* Begin Records for the task *

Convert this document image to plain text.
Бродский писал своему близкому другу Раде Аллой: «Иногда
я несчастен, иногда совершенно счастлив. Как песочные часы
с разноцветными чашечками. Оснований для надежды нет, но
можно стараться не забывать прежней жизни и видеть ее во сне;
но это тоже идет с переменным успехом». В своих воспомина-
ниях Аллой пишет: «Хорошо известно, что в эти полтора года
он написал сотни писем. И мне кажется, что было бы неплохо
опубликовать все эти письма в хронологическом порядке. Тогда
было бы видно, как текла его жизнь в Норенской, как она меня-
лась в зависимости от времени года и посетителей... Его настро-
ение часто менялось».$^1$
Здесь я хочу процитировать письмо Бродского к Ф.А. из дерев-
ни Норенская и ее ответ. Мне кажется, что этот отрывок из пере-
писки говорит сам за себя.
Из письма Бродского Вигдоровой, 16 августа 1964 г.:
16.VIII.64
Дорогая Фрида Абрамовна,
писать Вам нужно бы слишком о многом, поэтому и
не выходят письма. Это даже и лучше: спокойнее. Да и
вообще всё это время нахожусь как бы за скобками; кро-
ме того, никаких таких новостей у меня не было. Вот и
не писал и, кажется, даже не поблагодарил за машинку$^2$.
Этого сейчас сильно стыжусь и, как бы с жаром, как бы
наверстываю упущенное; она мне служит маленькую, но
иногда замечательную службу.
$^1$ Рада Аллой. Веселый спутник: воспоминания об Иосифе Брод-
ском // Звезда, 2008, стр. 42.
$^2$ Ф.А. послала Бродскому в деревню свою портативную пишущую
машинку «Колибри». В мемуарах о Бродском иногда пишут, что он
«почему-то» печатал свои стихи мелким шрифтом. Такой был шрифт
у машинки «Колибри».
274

* End Records for the task *

Aim: Every line containing the string "даже" must be listed.

Exercise output:
не выходят письма. Это даже и лучше: спокойнее. Да и
не писал и, кажется, даже не поблагодарил за машинку$^2$.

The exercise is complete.